Material provided:
Start
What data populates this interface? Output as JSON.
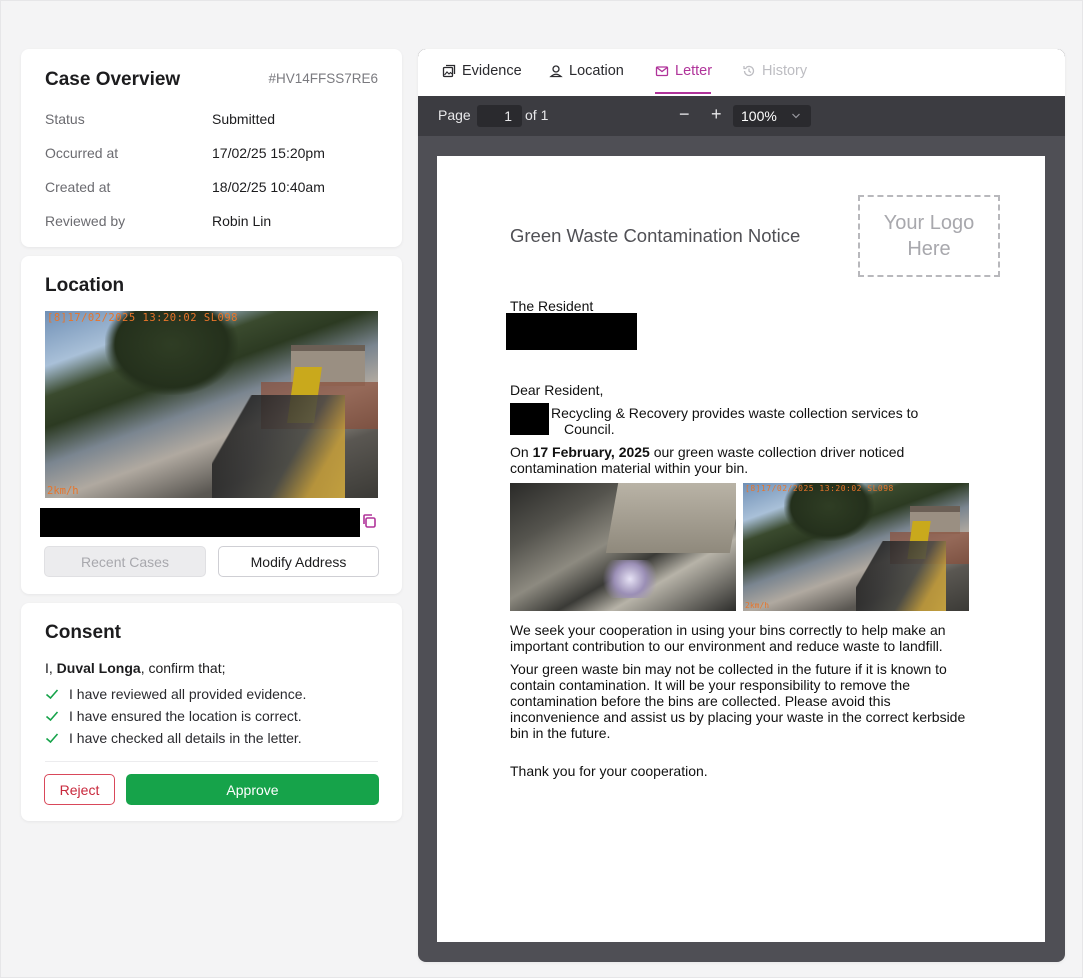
{
  "overview": {
    "title": "Case Overview",
    "case_id": "#HV14FFSS7RE6",
    "rows": [
      {
        "label": "Status",
        "value": "Submitted"
      },
      {
        "label": "Occurred at",
        "value": "17/02/25 15:20pm"
      },
      {
        "label": "Created at",
        "value": "18/02/25 10:40am"
      },
      {
        "label": "Reviewed by",
        "value": "Robin Lin"
      }
    ]
  },
  "location": {
    "title": "Location",
    "photo_stamp": "[8]17/02/2025 13:20:02  SL098",
    "photo_speed": "2km/h",
    "recent_cases_label": "Recent Cases",
    "modify_address_label": "Modify Address"
  },
  "consent": {
    "title": "Consent",
    "intro_prefix": "I, ",
    "name": "Duval Longa",
    "intro_suffix": ", confirm that;",
    "checks": [
      "I have reviewed all provided evidence.",
      "I have ensured the location is correct.",
      "I have checked all details in the letter."
    ],
    "reject_label": "Reject",
    "approve_label": "Approve"
  },
  "tabs": [
    {
      "label": "Evidence",
      "icon": "image-icon",
      "state": "normal"
    },
    {
      "label": "Location",
      "icon": "pin-icon",
      "state": "normal"
    },
    {
      "label": "Letter",
      "icon": "mail-icon",
      "state": "active"
    },
    {
      "label": "History",
      "icon": "history-icon",
      "state": "disabled"
    }
  ],
  "toolbar": {
    "page_label": "Page",
    "page_value": "1",
    "page_of": "of 1",
    "zoom_out": "−",
    "zoom_in": "+",
    "zoom_value": "100%"
  },
  "letter": {
    "title": "Green Waste Contamination Notice",
    "logo_text": "Your Logo Here",
    "recipient": "The Resident",
    "salutation": "Dear Resident,",
    "intro_line1": "Recycling & Recovery provides waste collection services to",
    "intro_line2": "Council.",
    "on_prefix": "On ",
    "date": "17 February, 2025",
    "on_suffix": " our green waste collection driver noticed contamination material within your bin.",
    "evidence_stamp_2": "[8]17/02/2025 13:20:02  SL098",
    "evidence_speed_2": "2km/h",
    "para1": "We seek your cooperation in using your bins correctly to help make an important contribution to our environment and reduce waste to landfill.",
    "para2": "Your green waste bin may not be collected in the future if it is known to contain contamination. It will be your responsibility to remove the contamination before the bins are collected. Please avoid this inconvenience and assist us by placing your waste in the correct kerbside bin in the future.",
    "closing": "Thank you for your cooperation."
  },
  "colors": {
    "accent": "#b0339a",
    "approve": "#16a34a",
    "reject": "#c8283c",
    "viewer_bg": "#4f4f55"
  }
}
End
Stated problem:
Copy out all the records exactly, excluding pictures.

Right answer:
What data populates this interface? Output as JSON.
{
  "overview": {
    "title": "Case Overview",
    "case_id": "#HV14FFSS7RE6",
    "rows": [
      {
        "label": "Status",
        "value": "Submitted"
      },
      {
        "label": "Occurred at",
        "value": "17/02/25 15:20pm"
      },
      {
        "label": "Created at",
        "value": "18/02/25 10:40am"
      },
      {
        "label": "Reviewed by",
        "value": "Robin Lin"
      }
    ]
  },
  "location": {
    "title": "Location",
    "photo_stamp": "[8]17/02/2025 13:20:02  SL098",
    "photo_speed": "2km/h",
    "recent_cases_label": "Recent Cases",
    "modify_address_label": "Modify Address"
  },
  "consent": {
    "title": "Consent",
    "intro_prefix": "I, ",
    "name": "Duval Longa",
    "intro_suffix": ", confirm that;",
    "checks": [
      "I have reviewed all provided evidence.",
      "I have ensured the location is correct.",
      "I have checked all details in the letter."
    ],
    "reject_label": "Reject",
    "approve_label": "Approve"
  },
  "tabs": [
    {
      "label": "Evidence",
      "icon": "image-icon",
      "state": "normal"
    },
    {
      "label": "Location",
      "icon": "pin-icon",
      "state": "normal"
    },
    {
      "label": "Letter",
      "icon": "mail-icon",
      "state": "active"
    },
    {
      "label": "History",
      "icon": "history-icon",
      "state": "disabled"
    }
  ],
  "toolbar": {
    "page_label": "Page",
    "page_value": "1",
    "page_of": "of 1",
    "zoom_out": "−",
    "zoom_in": "+",
    "zoom_value": "100%"
  },
  "letter": {
    "title": "Green Waste Contamination Notice",
    "logo_text": "Your Logo Here",
    "recipient": "The Resident",
    "salutation": "Dear Resident,",
    "intro_line1": "Recycling & Recovery provides waste collection services to",
    "intro_line2": "Council.",
    "on_prefix": "On ",
    "date": "17 February, 2025",
    "on_suffix": " our green waste collection driver noticed contamination material within your bin.",
    "evidence_stamp_2": "[8]17/02/2025 13:20:02  SL098",
    "evidence_speed_2": "2km/h",
    "para1": "We seek your cooperation in using your bins correctly to help make an important contribution to our environment and reduce waste to landfill.",
    "para2": "Your green waste bin may not be collected in the future if it is known to contain contamination. It will be your responsibility to remove the contamination before the bins are collected. Please avoid this inconvenience and assist us by placing your waste in the correct kerbside bin in the future.",
    "closing": "Thank you for your cooperation."
  },
  "colors": {
    "accent": "#b0339a",
    "approve": "#16a34a",
    "reject": "#c8283c",
    "viewer_bg": "#4f4f55"
  }
}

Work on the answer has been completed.